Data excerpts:
• • • • •

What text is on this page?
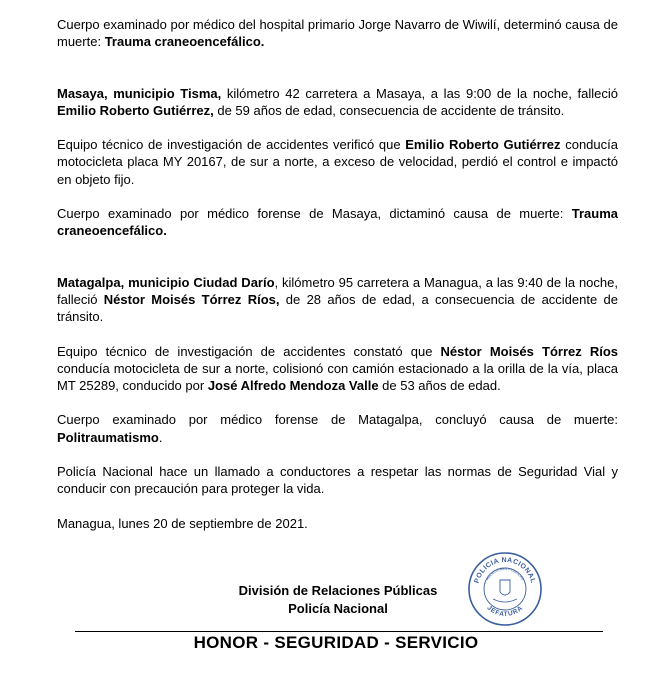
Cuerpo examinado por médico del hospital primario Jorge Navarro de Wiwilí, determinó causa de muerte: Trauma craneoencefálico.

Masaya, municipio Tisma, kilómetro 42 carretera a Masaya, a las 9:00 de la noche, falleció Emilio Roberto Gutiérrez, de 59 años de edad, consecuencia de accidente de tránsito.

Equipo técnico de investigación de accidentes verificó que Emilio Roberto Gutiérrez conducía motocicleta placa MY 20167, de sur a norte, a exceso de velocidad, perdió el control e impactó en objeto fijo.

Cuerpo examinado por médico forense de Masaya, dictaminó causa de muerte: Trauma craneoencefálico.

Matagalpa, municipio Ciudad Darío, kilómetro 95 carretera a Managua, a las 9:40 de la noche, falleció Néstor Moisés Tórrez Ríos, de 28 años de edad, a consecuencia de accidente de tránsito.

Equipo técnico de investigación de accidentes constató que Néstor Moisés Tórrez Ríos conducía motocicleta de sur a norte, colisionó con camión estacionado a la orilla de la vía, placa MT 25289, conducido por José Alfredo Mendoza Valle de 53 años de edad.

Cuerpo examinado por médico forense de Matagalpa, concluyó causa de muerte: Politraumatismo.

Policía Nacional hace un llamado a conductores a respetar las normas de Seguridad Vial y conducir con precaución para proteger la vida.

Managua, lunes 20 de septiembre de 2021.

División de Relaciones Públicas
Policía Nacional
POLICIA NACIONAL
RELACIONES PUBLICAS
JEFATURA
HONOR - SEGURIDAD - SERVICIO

• • • • •

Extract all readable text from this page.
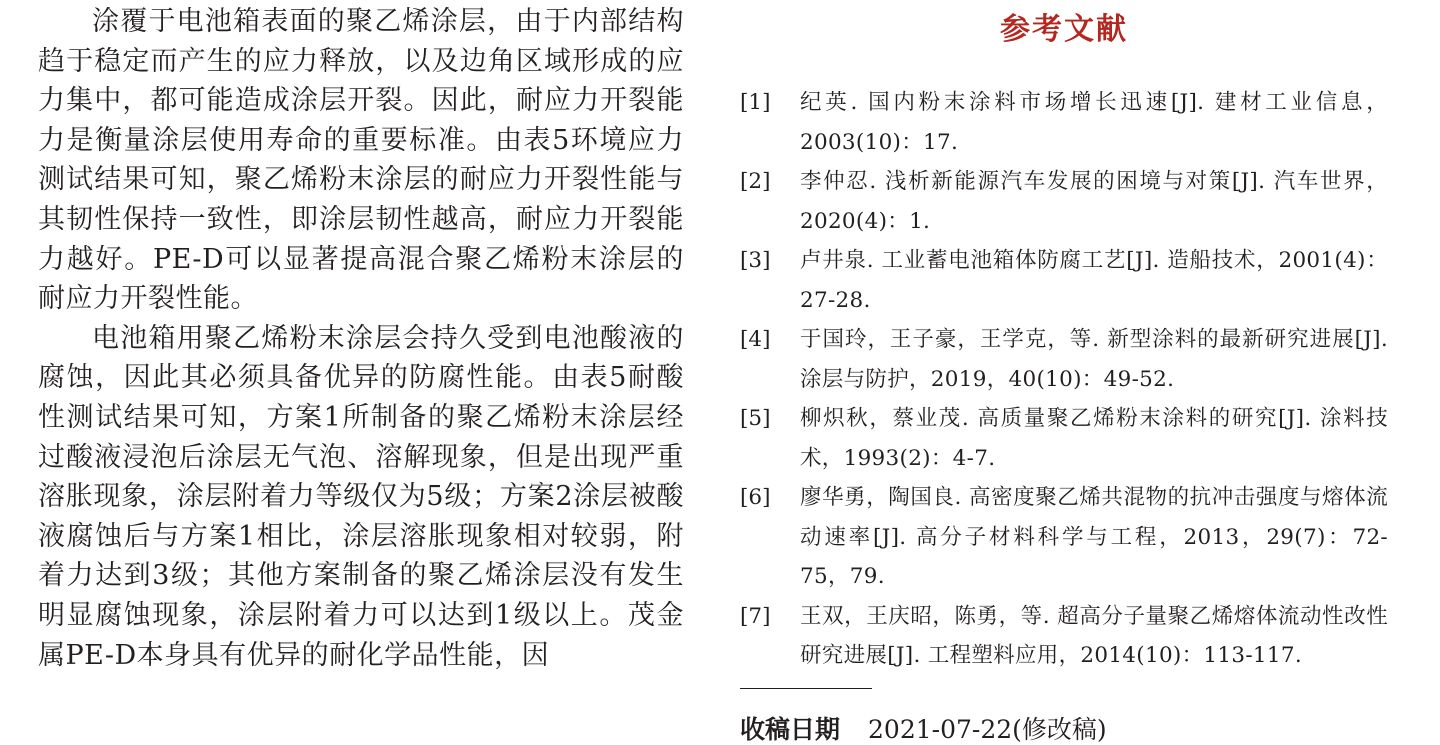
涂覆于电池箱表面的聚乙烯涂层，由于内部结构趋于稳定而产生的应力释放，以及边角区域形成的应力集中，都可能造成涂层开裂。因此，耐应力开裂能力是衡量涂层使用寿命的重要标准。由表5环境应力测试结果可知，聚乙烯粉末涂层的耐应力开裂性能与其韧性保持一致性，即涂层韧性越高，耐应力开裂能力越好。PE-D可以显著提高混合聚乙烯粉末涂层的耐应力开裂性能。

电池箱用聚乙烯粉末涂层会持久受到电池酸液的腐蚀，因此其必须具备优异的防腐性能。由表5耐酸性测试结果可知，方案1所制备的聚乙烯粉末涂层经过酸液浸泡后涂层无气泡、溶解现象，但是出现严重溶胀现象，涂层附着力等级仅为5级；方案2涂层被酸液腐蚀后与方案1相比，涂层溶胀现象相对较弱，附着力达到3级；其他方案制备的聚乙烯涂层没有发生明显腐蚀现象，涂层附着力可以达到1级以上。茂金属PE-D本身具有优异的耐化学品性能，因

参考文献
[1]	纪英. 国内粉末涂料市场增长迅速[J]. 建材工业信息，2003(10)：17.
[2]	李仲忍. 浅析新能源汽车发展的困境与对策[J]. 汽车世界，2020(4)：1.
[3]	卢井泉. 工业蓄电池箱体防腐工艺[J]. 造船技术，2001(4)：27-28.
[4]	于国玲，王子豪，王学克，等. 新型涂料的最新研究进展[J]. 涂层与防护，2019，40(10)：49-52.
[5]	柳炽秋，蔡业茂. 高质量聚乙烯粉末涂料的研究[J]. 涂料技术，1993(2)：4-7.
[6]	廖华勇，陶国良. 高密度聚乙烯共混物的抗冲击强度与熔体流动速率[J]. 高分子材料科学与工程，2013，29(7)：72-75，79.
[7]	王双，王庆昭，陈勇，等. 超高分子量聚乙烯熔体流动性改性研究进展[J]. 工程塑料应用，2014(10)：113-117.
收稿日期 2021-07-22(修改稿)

• • • • •

Wherever the string "Masaya" appears in the entries above, list that line.

- ANSWER TO THIS EXERCISE:
Masaya, municipio Tisma, kilómetro 42 carretera a Masaya, a las 9:00 de la noche, falleció Emilio Roberto Gutiérrez, de 59 años de edad, consecuencia de accidente de tránsito.
Cuerpo examinado por médico forense de Masaya, dictaminó causa de muerte: Trauma craneoencefálico.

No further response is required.